Instructions for the task
Look through the data below. Pick out the lines holding the string "活动的通知".

Extracted data entries:

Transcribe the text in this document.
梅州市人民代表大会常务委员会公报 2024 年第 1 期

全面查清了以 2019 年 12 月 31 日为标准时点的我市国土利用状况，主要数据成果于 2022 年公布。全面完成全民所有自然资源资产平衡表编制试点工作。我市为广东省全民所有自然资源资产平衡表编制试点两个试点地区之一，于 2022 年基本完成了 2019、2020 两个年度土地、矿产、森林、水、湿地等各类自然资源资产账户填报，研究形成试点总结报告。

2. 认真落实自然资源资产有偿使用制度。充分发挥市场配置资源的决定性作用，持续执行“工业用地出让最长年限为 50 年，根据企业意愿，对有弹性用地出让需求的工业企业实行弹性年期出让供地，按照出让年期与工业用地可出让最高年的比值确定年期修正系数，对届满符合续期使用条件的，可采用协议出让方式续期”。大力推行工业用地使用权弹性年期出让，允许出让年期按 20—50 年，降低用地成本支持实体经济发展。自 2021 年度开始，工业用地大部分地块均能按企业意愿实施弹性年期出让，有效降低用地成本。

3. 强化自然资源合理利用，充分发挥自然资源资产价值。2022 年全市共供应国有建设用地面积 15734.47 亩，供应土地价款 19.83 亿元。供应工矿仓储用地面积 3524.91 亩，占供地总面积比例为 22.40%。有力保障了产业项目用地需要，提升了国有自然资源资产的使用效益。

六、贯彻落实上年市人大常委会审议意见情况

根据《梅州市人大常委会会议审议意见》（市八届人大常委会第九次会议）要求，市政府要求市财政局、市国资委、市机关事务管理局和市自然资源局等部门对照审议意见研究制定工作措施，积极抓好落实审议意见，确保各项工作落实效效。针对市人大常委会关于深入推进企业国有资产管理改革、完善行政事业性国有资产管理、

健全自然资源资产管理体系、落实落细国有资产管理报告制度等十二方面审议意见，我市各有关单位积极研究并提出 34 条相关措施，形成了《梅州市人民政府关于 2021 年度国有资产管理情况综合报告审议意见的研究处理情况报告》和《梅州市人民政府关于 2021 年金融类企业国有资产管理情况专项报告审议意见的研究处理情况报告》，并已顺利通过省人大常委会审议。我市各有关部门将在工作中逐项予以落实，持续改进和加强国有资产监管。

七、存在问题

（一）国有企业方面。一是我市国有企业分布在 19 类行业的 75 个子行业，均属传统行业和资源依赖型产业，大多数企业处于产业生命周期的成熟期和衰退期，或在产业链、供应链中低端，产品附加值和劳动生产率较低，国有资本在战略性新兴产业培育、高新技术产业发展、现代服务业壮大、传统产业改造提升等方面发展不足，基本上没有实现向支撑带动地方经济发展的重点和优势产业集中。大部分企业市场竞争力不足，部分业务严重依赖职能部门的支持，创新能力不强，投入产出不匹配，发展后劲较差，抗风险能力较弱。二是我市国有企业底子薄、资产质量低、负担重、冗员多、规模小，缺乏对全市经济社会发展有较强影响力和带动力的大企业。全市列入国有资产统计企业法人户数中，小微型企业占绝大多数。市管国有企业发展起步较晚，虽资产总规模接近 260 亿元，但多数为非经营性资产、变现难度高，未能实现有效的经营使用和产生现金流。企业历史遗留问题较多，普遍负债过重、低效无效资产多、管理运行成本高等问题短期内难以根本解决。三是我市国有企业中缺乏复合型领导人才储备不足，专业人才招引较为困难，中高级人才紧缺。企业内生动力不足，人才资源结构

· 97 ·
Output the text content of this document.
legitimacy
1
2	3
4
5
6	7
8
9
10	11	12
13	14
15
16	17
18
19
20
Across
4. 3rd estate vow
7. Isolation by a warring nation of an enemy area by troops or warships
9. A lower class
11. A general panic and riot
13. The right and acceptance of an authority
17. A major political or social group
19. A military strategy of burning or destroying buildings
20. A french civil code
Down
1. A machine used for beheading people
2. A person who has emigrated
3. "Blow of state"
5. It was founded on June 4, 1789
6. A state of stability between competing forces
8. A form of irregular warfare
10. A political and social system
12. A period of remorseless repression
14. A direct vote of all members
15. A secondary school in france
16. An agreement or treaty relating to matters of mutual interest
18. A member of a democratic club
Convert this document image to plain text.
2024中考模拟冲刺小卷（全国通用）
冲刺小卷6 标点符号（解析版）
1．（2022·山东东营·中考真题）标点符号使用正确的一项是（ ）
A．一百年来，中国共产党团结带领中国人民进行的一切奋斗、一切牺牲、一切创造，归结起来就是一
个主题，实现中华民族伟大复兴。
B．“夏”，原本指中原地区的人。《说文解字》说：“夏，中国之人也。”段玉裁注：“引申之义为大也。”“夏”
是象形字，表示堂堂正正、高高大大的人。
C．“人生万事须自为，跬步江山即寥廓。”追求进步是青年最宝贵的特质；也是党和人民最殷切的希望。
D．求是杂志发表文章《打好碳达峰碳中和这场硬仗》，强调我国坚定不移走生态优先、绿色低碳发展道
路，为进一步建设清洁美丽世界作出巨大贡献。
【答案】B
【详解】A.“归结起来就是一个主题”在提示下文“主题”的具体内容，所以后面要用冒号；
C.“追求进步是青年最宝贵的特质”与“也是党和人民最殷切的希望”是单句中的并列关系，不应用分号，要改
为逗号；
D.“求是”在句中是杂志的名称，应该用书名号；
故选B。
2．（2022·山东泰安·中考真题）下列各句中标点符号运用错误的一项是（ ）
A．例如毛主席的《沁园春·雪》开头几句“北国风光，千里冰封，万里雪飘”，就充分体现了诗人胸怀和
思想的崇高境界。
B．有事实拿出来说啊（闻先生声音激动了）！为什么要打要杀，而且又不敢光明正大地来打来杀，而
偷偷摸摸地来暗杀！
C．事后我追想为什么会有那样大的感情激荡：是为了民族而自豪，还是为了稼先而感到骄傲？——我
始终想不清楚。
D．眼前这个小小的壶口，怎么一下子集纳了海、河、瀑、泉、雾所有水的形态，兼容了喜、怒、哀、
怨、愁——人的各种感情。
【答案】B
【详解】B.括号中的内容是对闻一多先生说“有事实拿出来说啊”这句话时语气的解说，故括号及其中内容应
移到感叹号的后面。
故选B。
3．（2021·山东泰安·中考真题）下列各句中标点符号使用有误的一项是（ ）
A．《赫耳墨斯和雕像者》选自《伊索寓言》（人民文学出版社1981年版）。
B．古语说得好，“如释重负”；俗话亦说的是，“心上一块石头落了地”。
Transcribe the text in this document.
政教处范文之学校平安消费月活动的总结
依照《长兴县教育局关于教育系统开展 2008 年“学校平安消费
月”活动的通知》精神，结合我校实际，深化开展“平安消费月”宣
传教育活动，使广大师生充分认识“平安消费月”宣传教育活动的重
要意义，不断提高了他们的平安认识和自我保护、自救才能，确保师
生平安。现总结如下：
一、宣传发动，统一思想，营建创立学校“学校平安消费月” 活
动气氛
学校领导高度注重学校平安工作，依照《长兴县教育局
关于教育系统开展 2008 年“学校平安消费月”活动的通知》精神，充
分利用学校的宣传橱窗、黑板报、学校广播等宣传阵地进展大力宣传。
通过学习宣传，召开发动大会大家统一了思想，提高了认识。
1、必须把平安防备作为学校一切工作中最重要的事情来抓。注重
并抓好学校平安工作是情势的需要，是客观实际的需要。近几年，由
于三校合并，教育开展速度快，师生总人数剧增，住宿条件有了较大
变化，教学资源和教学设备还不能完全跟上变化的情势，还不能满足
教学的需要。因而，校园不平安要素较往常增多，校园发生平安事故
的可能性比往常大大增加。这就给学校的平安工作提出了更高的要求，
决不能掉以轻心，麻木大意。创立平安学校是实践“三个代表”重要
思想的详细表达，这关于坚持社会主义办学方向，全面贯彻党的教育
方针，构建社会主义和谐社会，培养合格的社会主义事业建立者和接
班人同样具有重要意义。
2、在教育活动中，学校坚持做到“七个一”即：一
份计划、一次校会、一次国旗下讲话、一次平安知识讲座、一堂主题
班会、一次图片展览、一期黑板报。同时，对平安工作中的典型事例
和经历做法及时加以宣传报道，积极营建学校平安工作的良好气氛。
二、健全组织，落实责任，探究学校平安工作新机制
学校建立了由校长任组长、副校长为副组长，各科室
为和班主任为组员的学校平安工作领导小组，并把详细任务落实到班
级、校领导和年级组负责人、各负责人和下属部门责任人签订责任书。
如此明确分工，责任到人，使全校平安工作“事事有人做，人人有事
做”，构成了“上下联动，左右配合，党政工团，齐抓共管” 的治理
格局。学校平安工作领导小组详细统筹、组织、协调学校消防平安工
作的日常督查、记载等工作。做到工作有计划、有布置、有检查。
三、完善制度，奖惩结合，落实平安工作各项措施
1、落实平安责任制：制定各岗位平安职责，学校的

Written reply
月”活动的通知》精神，结合我校实际，深化开展“平安消费月”宣
关于教育系统开展 2008 年“学校平安消费月”活动的通知》精神，充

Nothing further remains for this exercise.